Record list
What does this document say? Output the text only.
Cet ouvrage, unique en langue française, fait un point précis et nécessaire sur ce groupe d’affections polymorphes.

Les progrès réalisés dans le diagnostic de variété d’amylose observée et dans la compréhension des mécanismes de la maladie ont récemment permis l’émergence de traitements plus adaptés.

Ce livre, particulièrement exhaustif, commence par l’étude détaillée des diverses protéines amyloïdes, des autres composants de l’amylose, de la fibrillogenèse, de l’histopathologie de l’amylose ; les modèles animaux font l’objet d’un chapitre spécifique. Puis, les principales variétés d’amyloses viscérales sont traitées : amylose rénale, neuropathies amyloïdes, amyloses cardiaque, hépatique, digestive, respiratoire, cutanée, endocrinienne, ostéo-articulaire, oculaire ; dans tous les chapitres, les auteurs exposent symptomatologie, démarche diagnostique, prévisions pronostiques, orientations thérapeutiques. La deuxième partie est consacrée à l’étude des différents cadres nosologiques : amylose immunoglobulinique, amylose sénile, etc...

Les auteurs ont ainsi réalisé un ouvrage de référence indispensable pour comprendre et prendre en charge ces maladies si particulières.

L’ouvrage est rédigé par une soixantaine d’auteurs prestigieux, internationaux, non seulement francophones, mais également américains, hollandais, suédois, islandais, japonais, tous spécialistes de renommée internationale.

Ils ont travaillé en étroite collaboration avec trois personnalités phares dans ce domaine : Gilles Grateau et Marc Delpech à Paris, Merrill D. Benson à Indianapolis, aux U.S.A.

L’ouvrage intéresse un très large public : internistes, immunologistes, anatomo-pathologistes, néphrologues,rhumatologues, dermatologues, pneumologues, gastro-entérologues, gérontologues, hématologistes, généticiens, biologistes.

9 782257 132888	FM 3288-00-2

Exercise
Please repeat the material above, word for word and in full.

Exercise response
What does this document say? Output the text only.
Cet ouvrage, unique en langue française, fait un point précis et nécessaire sur ce groupe d’affections polymorphes.

Les progrès réalisés dans le diagnostic de variété d’amylose observée et dans la compréhension des mécanismes de la maladie ont récemment permis l’émergence de traitements plus adaptés.

Ce livre, particulièrement exhaustif, commence par l’étude détaillée des diverses protéines amyloïdes, des autres composants de l’amylose, de la fibrillogenèse, de l’histopathologie de l’amylose ; les modèles animaux font l’objet d’un chapitre spécifique. Puis, les principales variétés d’amyloses viscérales sont traitées : amylose rénale, neuropathies amyloïdes, amyloses cardiaque, hépatique, digestive, respiratoire, cutanée, endocrinienne, ostéo-articulaire, oculaire ; dans tous les chapitres, les auteurs exposent symptomatologie, démarche diagnostique, prévisions pronostiques, orientations thérapeutiques. La deuxième partie est consacrée à l’étude des différents cadres nosologiques : amylose immunoglobulinique, amylose sénile, etc...

Les auteurs ont ainsi réalisé un ouvrage de référence indispensable pour comprendre et prendre en charge ces maladies si particulières.

L’ouvrage est rédigé par une soixantaine d’auteurs prestigieux, internationaux, non seulement francophones, mais également américains, hollandais, suédois, islandais, japonais, tous spécialistes de renommée internationale.

Ils ont travaillé en étroite collaboration avec trois personnalités phares dans ce domaine : Gilles Grateau et Marc Delpech à Paris, Merrill D. Benson à Indianapolis, aux U.S.A.

L’ouvrage intéresse un très large public : internistes, immunologistes, anatomo-pathologistes, néphrologues,rhumatologues, dermatologues, pneumologues, gastro-entérologues, gérontologues, hématologistes, généticiens, biologistes.

9 782257 132888	FM 3288-00-2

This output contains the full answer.